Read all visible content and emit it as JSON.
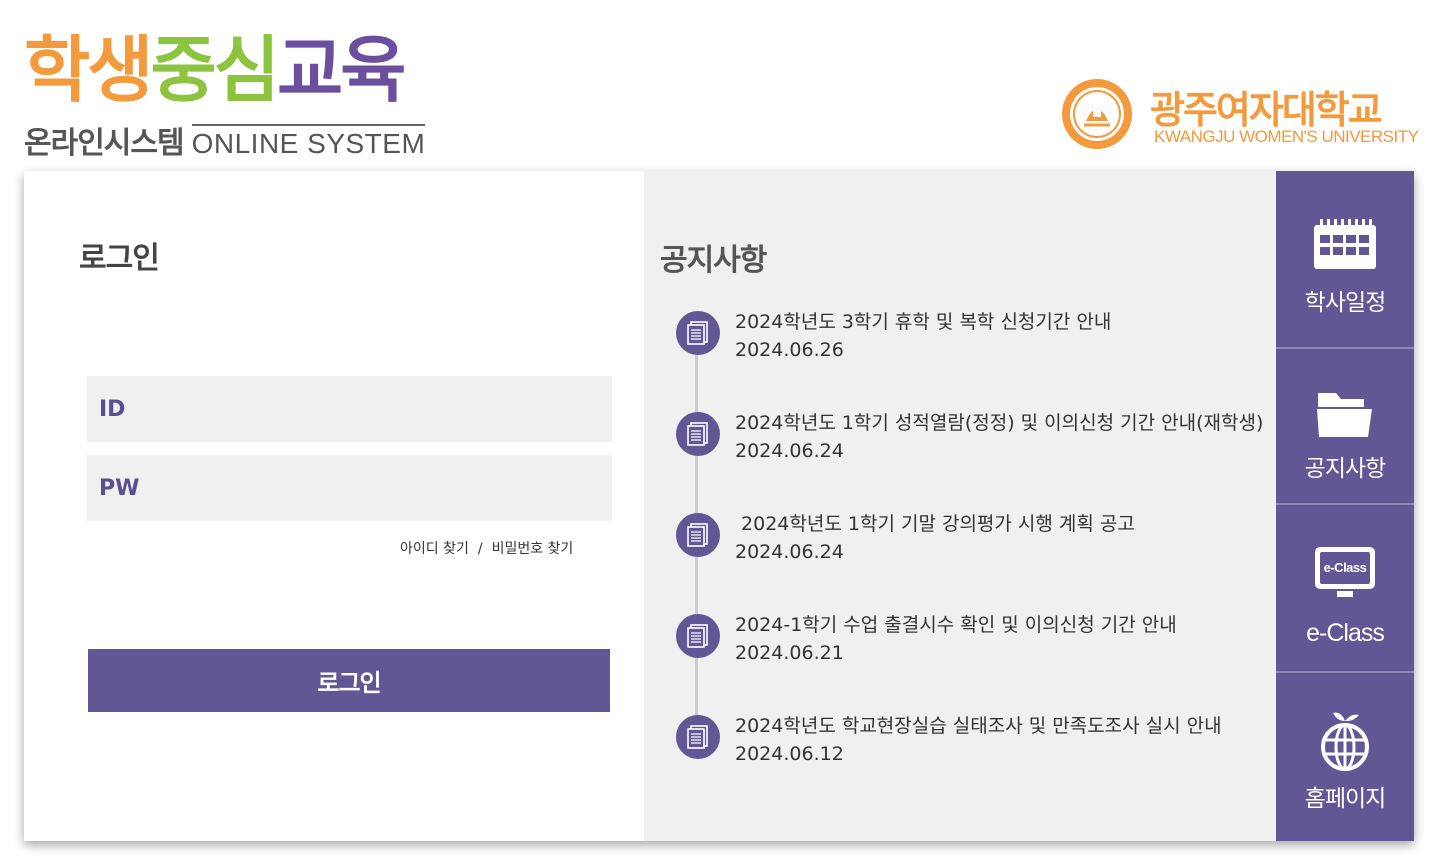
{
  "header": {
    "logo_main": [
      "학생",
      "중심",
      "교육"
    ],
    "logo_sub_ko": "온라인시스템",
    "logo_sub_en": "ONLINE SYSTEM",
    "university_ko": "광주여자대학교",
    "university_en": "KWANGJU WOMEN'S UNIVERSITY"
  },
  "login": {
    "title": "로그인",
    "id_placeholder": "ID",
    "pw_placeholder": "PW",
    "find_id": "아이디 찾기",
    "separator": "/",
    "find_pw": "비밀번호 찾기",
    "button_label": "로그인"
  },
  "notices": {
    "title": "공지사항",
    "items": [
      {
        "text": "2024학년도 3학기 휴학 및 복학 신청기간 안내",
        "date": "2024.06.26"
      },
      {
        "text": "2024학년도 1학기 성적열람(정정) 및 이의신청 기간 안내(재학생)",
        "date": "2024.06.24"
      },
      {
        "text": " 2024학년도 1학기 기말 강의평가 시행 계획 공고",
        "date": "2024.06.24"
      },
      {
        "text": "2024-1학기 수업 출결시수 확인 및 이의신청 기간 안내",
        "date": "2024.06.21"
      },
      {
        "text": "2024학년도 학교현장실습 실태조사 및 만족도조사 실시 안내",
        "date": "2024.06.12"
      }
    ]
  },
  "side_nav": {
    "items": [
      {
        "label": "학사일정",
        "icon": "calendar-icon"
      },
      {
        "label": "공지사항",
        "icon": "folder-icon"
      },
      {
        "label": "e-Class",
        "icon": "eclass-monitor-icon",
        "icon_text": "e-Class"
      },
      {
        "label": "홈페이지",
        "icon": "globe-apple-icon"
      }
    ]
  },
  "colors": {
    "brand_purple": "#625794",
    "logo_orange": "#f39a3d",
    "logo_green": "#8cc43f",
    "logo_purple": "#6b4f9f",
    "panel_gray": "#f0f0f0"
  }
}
* * *
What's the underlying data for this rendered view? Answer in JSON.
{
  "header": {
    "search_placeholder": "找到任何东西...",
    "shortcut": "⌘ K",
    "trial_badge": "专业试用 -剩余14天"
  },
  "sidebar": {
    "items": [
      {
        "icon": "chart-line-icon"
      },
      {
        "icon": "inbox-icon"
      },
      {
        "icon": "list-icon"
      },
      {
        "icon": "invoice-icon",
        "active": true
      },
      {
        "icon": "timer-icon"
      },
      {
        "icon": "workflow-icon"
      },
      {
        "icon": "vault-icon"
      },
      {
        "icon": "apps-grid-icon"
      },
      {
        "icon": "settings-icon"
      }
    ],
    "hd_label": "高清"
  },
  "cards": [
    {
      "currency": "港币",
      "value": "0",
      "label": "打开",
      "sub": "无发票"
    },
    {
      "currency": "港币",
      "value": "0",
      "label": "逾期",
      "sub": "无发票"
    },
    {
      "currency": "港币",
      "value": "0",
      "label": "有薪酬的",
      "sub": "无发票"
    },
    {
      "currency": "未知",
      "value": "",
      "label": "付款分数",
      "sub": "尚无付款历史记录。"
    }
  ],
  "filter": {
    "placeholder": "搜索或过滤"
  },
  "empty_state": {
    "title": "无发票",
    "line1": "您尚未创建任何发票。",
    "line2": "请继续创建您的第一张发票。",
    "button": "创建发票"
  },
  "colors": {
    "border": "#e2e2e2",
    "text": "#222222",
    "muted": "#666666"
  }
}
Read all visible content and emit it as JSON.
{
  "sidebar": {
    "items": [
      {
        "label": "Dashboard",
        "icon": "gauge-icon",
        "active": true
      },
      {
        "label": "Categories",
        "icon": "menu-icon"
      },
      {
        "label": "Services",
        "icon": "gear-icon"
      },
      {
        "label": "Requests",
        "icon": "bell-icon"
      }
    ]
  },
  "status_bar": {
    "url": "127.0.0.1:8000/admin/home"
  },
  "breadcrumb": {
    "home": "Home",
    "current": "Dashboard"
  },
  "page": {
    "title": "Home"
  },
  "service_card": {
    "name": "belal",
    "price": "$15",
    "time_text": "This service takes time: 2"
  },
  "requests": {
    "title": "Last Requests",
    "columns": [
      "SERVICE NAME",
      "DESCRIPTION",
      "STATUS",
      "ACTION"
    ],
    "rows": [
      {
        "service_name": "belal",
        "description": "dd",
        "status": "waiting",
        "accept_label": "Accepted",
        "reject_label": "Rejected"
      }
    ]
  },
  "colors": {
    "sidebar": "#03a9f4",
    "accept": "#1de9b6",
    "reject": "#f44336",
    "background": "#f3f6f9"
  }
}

§ Written problem
Only a number is wanted: how many lines of the material above hold "title"?

§ Solution to this problem
5